Extracted data entries:
--

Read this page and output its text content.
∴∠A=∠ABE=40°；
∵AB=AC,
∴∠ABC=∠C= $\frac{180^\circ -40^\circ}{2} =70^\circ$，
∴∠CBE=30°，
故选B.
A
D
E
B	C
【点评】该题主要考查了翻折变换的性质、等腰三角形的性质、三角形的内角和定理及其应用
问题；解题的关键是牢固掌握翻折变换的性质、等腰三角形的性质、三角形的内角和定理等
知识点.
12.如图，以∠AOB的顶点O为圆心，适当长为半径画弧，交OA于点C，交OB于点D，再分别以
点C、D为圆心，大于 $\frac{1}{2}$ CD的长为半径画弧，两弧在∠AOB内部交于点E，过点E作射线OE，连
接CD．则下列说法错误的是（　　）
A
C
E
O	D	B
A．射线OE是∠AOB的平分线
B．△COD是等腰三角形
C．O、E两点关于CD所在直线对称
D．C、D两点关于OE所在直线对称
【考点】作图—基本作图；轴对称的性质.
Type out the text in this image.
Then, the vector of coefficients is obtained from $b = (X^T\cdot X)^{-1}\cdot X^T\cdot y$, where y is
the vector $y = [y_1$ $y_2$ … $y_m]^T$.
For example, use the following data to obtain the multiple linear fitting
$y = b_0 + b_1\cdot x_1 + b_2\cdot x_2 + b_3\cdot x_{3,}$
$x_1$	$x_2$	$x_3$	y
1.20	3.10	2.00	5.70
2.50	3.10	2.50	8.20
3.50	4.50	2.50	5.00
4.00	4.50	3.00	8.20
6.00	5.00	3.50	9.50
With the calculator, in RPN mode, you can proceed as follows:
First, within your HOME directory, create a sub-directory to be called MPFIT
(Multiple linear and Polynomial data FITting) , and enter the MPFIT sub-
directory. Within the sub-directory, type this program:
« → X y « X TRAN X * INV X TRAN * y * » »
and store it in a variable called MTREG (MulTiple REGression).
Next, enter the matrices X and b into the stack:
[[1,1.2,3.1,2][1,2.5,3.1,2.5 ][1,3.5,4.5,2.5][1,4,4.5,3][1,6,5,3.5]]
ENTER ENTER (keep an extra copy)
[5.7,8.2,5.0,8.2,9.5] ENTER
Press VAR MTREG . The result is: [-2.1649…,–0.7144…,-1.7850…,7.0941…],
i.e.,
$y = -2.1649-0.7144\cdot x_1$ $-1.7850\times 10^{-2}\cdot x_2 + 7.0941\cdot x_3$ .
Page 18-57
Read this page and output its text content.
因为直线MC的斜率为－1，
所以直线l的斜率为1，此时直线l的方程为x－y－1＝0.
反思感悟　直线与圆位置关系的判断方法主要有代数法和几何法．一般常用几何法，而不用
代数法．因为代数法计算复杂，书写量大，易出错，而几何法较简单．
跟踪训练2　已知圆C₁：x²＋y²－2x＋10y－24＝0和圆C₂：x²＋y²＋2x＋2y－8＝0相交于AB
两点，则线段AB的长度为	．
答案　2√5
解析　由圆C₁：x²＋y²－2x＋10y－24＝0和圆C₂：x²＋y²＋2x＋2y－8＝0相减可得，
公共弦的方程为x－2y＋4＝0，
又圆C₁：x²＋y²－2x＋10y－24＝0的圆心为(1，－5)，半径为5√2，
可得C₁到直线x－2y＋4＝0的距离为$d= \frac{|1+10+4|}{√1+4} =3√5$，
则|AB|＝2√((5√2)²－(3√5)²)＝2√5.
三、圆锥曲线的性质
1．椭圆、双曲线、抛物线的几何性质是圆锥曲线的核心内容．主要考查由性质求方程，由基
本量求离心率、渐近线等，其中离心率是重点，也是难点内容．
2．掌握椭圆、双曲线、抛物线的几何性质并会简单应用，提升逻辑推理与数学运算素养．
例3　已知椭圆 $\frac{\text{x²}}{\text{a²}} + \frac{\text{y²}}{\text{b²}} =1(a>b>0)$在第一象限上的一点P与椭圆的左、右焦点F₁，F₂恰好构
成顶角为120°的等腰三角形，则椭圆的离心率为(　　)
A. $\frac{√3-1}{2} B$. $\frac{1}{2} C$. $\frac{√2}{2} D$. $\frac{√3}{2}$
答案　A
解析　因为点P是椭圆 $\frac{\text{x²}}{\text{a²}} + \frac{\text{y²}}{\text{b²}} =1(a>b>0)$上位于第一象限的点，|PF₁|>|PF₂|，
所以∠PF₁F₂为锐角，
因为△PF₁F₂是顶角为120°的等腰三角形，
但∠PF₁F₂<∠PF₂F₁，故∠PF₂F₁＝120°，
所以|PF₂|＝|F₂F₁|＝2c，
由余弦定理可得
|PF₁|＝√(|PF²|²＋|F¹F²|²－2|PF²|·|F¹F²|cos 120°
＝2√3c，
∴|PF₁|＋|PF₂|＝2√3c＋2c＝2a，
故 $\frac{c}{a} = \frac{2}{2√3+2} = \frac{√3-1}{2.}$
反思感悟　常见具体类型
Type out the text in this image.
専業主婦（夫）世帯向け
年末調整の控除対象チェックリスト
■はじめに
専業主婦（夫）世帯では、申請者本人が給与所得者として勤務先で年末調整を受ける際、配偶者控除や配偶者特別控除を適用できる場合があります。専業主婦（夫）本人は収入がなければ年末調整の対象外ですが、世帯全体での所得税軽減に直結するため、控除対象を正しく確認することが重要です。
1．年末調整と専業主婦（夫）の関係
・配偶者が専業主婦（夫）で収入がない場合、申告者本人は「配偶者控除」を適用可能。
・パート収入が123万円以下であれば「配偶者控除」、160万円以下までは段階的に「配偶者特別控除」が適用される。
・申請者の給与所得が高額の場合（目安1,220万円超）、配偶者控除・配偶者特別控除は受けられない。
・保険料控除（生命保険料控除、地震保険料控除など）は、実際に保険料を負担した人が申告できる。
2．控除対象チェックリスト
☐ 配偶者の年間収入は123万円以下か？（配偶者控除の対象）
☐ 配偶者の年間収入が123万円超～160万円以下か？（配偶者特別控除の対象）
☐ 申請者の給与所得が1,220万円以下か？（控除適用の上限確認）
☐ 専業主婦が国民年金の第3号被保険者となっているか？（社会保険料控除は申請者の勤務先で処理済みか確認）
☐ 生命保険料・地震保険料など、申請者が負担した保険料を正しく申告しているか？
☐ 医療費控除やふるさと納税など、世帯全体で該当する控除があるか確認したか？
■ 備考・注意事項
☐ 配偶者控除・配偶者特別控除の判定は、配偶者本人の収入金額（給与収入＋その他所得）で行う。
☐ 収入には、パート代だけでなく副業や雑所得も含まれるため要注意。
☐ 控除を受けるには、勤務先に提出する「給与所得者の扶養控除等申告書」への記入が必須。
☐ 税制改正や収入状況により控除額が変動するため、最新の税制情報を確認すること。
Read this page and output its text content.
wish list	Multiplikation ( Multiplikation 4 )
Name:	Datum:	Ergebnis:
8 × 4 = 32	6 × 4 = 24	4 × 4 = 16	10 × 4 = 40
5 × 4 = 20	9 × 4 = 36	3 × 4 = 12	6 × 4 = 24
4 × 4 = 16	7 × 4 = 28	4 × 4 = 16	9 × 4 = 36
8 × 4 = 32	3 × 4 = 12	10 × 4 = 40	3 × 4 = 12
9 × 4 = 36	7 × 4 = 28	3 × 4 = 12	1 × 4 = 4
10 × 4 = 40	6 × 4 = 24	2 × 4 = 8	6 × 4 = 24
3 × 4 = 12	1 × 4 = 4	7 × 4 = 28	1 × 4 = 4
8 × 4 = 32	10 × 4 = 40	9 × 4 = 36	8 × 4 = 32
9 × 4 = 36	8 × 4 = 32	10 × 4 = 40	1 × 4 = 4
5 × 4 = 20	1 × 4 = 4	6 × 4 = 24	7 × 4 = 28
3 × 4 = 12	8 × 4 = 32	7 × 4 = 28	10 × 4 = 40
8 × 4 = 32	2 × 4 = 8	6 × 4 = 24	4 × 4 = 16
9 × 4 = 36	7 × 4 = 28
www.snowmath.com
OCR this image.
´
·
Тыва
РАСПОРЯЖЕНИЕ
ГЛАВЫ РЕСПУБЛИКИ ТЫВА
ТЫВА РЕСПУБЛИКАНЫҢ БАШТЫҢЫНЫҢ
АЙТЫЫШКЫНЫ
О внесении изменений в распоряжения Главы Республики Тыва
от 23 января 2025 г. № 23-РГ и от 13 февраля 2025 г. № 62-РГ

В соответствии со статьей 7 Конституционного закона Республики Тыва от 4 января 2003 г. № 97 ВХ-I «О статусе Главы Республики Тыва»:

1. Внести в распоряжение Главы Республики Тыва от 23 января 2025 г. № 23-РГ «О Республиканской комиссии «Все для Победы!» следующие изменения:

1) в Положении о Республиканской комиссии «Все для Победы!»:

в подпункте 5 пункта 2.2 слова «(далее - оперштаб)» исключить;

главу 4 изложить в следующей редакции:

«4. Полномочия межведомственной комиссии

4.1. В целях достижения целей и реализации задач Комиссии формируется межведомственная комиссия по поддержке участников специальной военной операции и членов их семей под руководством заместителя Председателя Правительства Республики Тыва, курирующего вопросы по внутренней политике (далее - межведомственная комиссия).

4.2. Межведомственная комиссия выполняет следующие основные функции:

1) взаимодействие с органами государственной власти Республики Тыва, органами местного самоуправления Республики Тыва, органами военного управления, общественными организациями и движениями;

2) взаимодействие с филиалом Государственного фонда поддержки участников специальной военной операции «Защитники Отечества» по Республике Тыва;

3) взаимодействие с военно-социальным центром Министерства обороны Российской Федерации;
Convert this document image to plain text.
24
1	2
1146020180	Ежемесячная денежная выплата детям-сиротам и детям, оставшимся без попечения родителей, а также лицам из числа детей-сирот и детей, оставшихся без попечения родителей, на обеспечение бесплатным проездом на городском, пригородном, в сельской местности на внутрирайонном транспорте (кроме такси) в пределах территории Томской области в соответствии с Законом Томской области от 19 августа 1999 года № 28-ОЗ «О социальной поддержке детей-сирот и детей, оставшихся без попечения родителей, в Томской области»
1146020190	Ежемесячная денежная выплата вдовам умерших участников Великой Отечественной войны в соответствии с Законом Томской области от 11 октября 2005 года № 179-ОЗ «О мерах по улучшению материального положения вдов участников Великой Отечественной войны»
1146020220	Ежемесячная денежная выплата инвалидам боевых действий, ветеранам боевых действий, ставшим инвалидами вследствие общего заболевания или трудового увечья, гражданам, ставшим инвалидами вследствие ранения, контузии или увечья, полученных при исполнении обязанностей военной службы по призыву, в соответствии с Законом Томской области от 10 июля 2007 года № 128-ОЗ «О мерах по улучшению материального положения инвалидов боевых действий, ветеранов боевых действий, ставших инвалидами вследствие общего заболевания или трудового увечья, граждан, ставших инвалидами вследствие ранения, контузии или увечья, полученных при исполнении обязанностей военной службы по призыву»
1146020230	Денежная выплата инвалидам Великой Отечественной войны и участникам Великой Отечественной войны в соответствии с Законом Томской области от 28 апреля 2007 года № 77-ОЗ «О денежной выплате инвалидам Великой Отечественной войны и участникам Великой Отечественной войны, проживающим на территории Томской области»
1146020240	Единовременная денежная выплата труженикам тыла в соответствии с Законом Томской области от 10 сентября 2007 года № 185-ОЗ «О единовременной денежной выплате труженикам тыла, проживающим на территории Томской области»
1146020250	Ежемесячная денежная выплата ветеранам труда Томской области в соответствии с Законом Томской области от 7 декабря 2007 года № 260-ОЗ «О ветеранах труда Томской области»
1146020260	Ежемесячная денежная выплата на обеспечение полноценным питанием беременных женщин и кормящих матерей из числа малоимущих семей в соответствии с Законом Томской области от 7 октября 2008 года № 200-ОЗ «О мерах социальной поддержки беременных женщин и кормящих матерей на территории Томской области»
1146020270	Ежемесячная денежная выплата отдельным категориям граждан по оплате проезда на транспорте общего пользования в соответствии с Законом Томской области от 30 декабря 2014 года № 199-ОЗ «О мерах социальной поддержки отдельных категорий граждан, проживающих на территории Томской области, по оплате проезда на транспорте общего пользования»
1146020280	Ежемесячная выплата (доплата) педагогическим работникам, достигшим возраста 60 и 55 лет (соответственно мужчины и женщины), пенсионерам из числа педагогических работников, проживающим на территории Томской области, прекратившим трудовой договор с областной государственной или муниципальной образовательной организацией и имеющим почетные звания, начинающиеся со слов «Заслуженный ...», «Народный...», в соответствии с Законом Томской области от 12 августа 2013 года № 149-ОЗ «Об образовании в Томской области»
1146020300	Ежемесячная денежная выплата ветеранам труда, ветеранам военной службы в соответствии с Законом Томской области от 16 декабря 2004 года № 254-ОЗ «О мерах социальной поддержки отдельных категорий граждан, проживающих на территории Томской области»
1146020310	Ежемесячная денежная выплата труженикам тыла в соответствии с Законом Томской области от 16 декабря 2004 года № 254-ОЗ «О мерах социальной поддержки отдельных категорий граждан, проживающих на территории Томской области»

--

- **WHAT IS BEING ASKED**
Looking at the data above, show all lines where the word "linear" occurs.

- **ANSWER TO THE PROBLEM**
For example, use the following data to obtain the multiple linear fitting
(Multiple linear and Polynomial data FITting) , and enter the MPFIT sub-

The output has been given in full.